Aim of the exercise
Repeat what the lines below say, word for word, and skip every image.
──────── Data records
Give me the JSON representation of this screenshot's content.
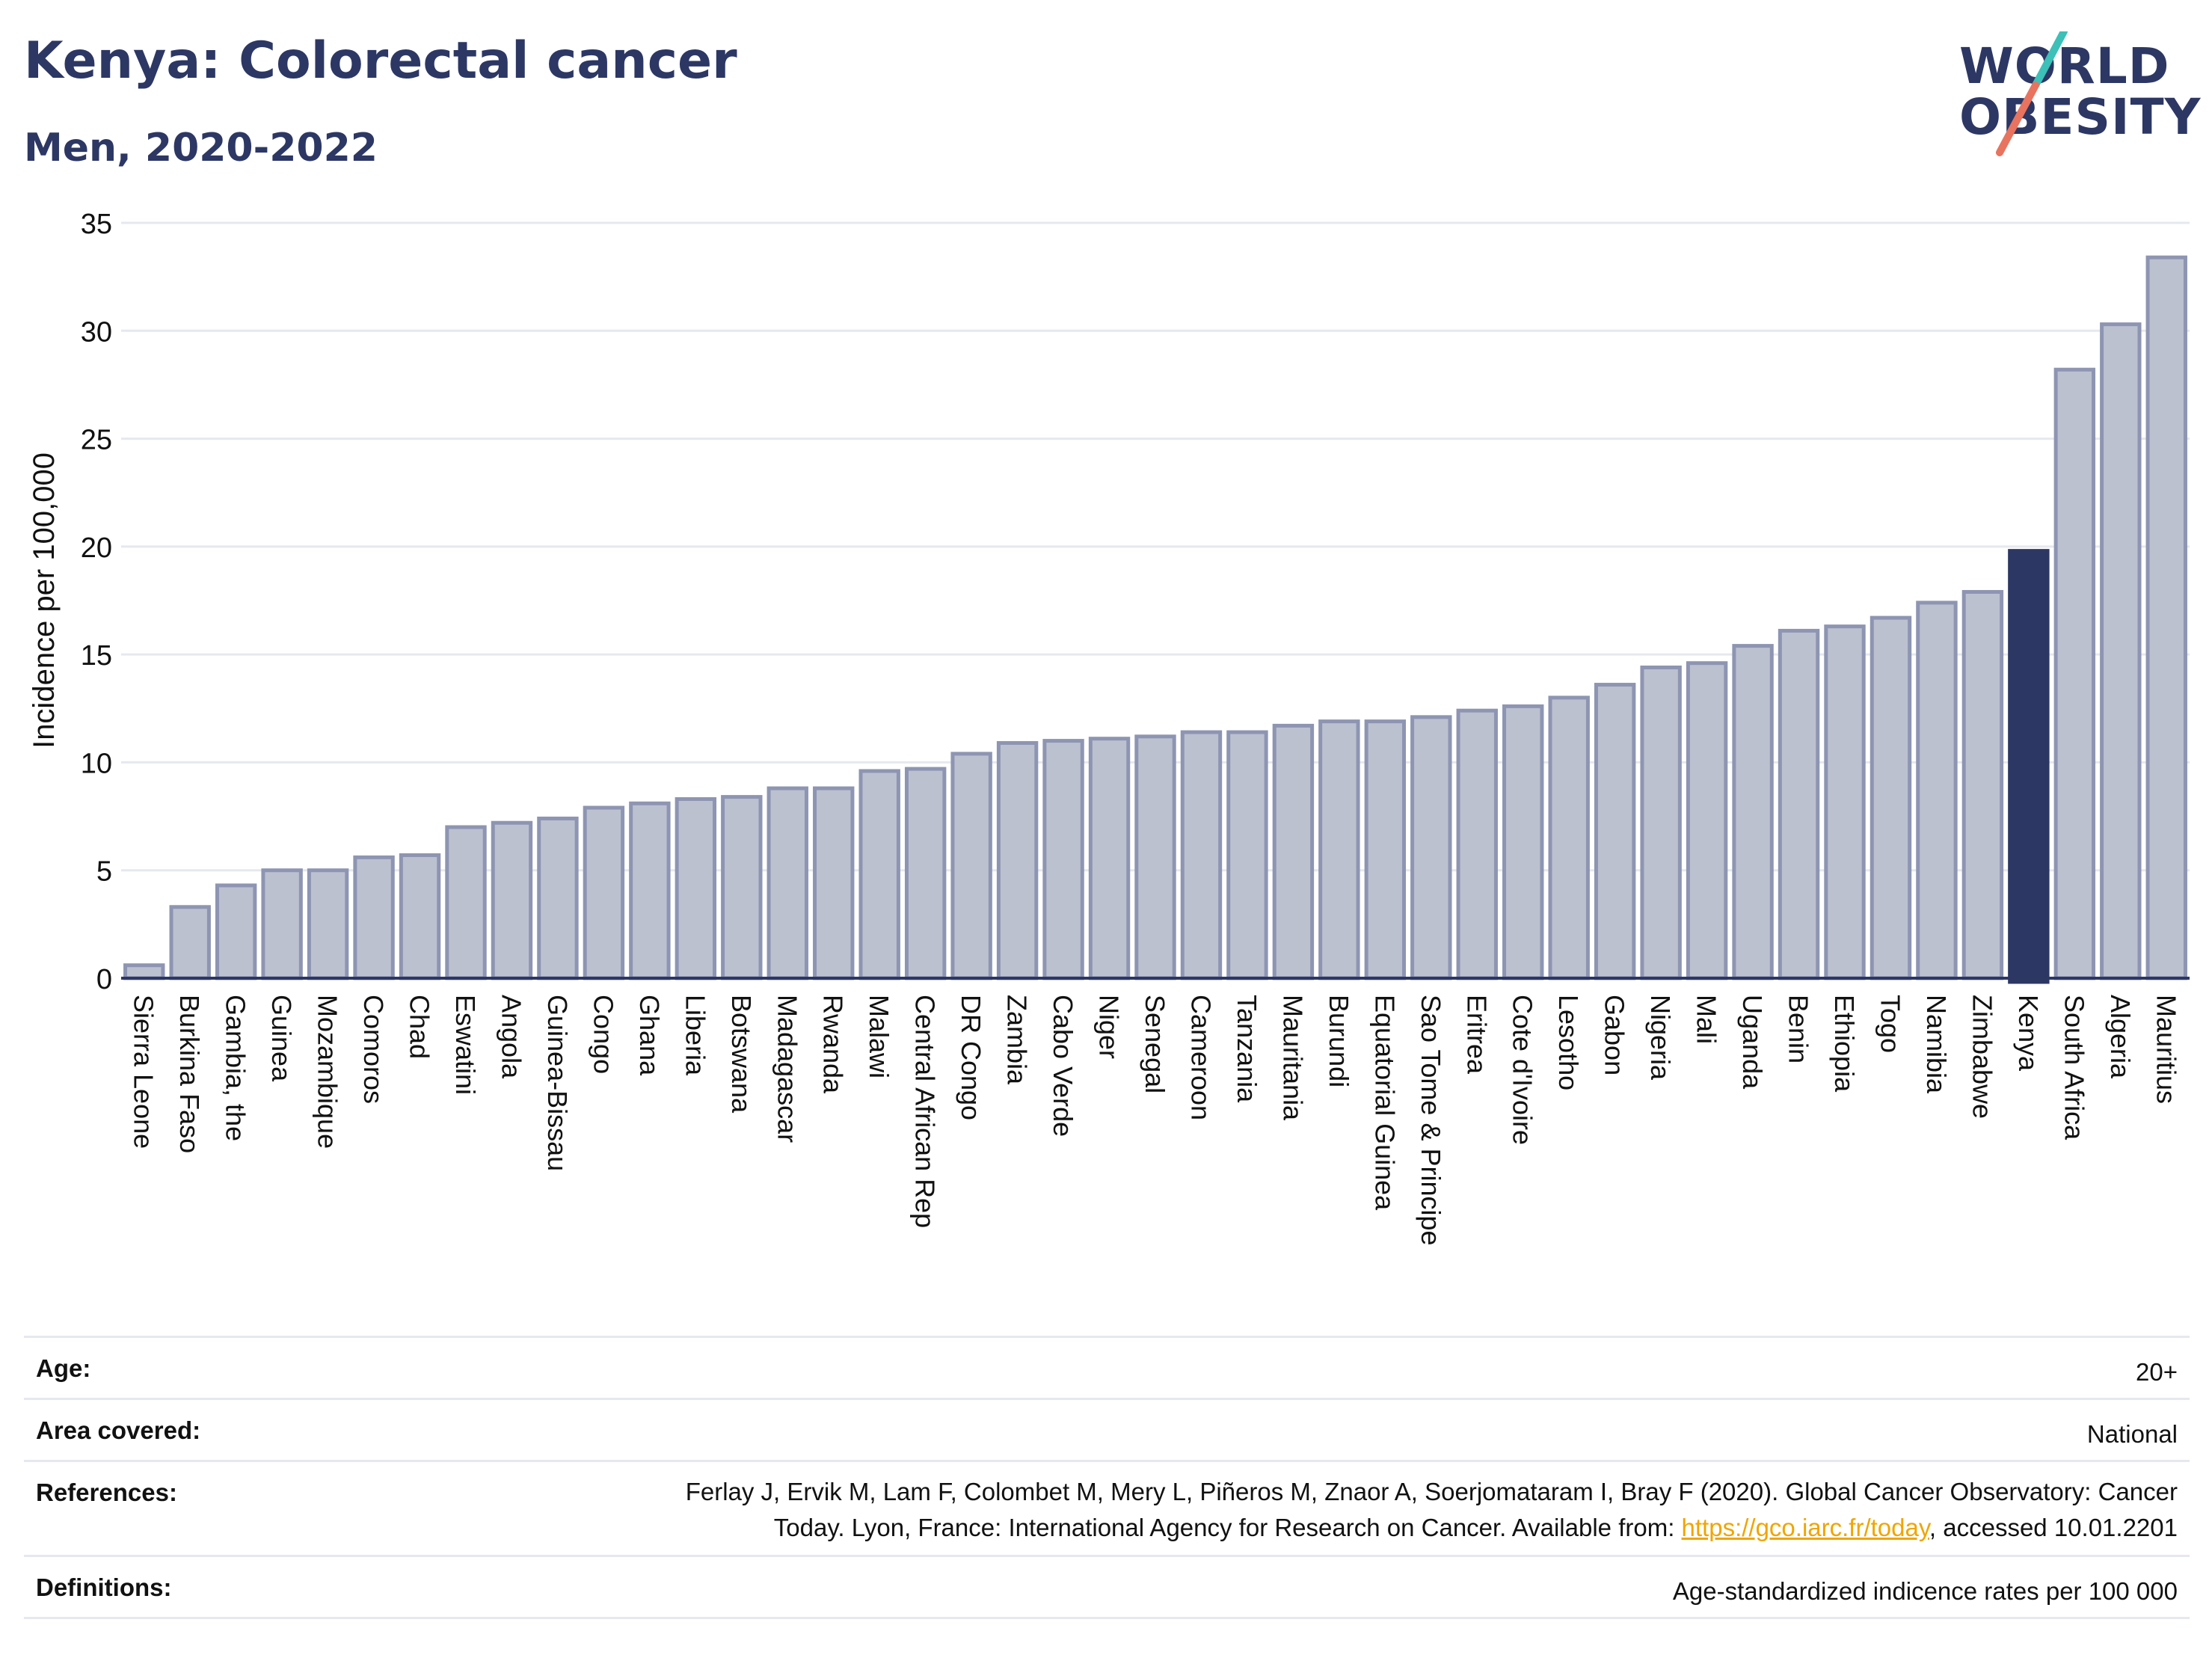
{
  "title": "Kenya: Colorectal cancer",
  "subtitle": "Men, 2020-2022",
  "logo": {
    "line1": "WORLD",
    "line2": "OBESITY",
    "accent_teal": "#3cc0b8",
    "accent_coral": "#e8735f"
  },
  "colors": {
    "bar": "#bcc1d0",
    "bar_stroke": "#8d95b2",
    "highlight": "#2c3764",
    "text": "#2c3764",
    "grid": "#e6e8ef"
  },
  "chart_data": {
    "type": "bar",
    "ylabel": "Incidence per 100,000",
    "ylim": [
      0,
      35
    ],
    "yticks": [
      0,
      5,
      10,
      15,
      20,
      25,
      30,
      35
    ],
    "grid": true,
    "highlight": "Kenya",
    "categories": [
      "Sierra Leone",
      "Burkina Faso",
      "Gambia, the",
      "Guinea",
      "Mozambique",
      "Comoros",
      "Chad",
      "Eswatini",
      "Angola",
      "Guinea-Bissau",
      "Congo",
      "Ghana",
      "Liberia",
      "Botswana",
      "Madagascar",
      "Rwanda",
      "Malawi",
      "Central African Rep",
      "DR Congo",
      "Zambia",
      "Cabo Verde",
      "Niger",
      "Senegal",
      "Cameroon",
      "Tanzania",
      "Mauritania",
      "Burundi",
      "Equatorial Guinea",
      "Sao Tome & Principe",
      "Eritrea",
      "Cote d'Ivoire",
      "Lesotho",
      "Gabon",
      "Nigeria",
      "Mali",
      "Uganda",
      "Benin",
      "Ethiopia",
      "Togo",
      "Namibia",
      "Zimbabwe",
      "Kenya",
      "South Africa",
      "Algeria",
      "Mauritius"
    ],
    "values": [
      0.6,
      3.3,
      4.3,
      5.0,
      5.0,
      5.6,
      5.7,
      7.0,
      7.2,
      7.4,
      7.9,
      8.1,
      8.3,
      8.4,
      8.8,
      8.8,
      9.6,
      9.7,
      10.4,
      10.9,
      11.0,
      11.1,
      11.2,
      11.4,
      11.4,
      11.7,
      11.9,
      11.9,
      12.1,
      12.4,
      12.6,
      13.0,
      13.6,
      14.4,
      14.6,
      15.4,
      16.1,
      16.3,
      16.7,
      17.4,
      17.9,
      19.8,
      28.2,
      30.3,
      33.4
    ]
  },
  "meta": {
    "age_label": "Age:",
    "age_value": "20+",
    "area_label": "Area covered:",
    "area_value": "National",
    "ref_label": "References:",
    "ref_line1": "Ferlay J, Ervik M, Lam F, Colombet M, Mery L, Piñeros M, Znaor A, Soerjomataram I, Bray F (2020). Global Cancer Observatory: Cancer",
    "ref_line2_pre": "Today. Lyon, France: International Agency for Research on Cancer. Available from: ",
    "ref_link": "https://gco.iarc.fr/today",
    "ref_line2_post": ", accessed 10.01.2201",
    "def_label": "Definitions:",
    "def_value": "Age-standardized indicence rates per 100 000"
  }
}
────────────────
The response
Give me the JSON representation of this screenshot's content.
{
  "title": "Kenya: Colorectal cancer",
  "subtitle": "Men, 2020-2022",
  "logo": {
    "line1": "WORLD",
    "line2": "OBESITY",
    "accent_teal": "#3cc0b8",
    "accent_coral": "#e8735f"
  },
  "colors": {
    "bar": "#bcc1d0",
    "bar_stroke": "#8d95b2",
    "highlight": "#2c3764",
    "text": "#2c3764",
    "grid": "#e6e8ef"
  },
  "chart_data": {
    "type": "bar",
    "ylabel": "Incidence per 100,000",
    "ylim": [
      0,
      35
    ],
    "yticks": [
      0,
      5,
      10,
      15,
      20,
      25,
      30,
      35
    ],
    "grid": true,
    "highlight": "Kenya",
    "categories": [
      "Sierra Leone",
      "Burkina Faso",
      "Gambia, the",
      "Guinea",
      "Mozambique",
      "Comoros",
      "Chad",
      "Eswatini",
      "Angola",
      "Guinea-Bissau",
      "Congo",
      "Ghana",
      "Liberia",
      "Botswana",
      "Madagascar",
      "Rwanda",
      "Malawi",
      "Central African Rep",
      "DR Congo",
      "Zambia",
      "Cabo Verde",
      "Niger",
      "Senegal",
      "Cameroon",
      "Tanzania",
      "Mauritania",
      "Burundi",
      "Equatorial Guinea",
      "Sao Tome & Principe",
      "Eritrea",
      "Cote d'Ivoire",
      "Lesotho",
      "Gabon",
      "Nigeria",
      "Mali",
      "Uganda",
      "Benin",
      "Ethiopia",
      "Togo",
      "Namibia",
      "Zimbabwe",
      "Kenya",
      "South Africa",
      "Algeria",
      "Mauritius"
    ],
    "values": [
      0.6,
      3.3,
      4.3,
      5.0,
      5.0,
      5.6,
      5.7,
      7.0,
      7.2,
      7.4,
      7.9,
      8.1,
      8.3,
      8.4,
      8.8,
      8.8,
      9.6,
      9.7,
      10.4,
      10.9,
      11.0,
      11.1,
      11.2,
      11.4,
      11.4,
      11.7,
      11.9,
      11.9,
      12.1,
      12.4,
      12.6,
      13.0,
      13.6,
      14.4,
      14.6,
      15.4,
      16.1,
      16.3,
      16.7,
      17.4,
      17.9,
      19.8,
      28.2,
      30.3,
      33.4
    ]
  },
  "meta": {
    "age_label": "Age:",
    "age_value": "20+",
    "area_label": "Area covered:",
    "area_value": "National",
    "ref_label": "References:",
    "ref_line1": "Ferlay J, Ervik M, Lam F, Colombet M, Mery L, Piñeros M, Znaor A, Soerjomataram I, Bray F (2020). Global Cancer Observatory: Cancer",
    "ref_line2_pre": "Today. Lyon, France: International Agency for Research on Cancer. Available from: ",
    "ref_link": "https://gco.iarc.fr/today",
    "ref_line2_post": ", accessed 10.01.2201",
    "def_label": "Definitions:",
    "def_value": "Age-standardized indicence rates per 100 000"
  }
}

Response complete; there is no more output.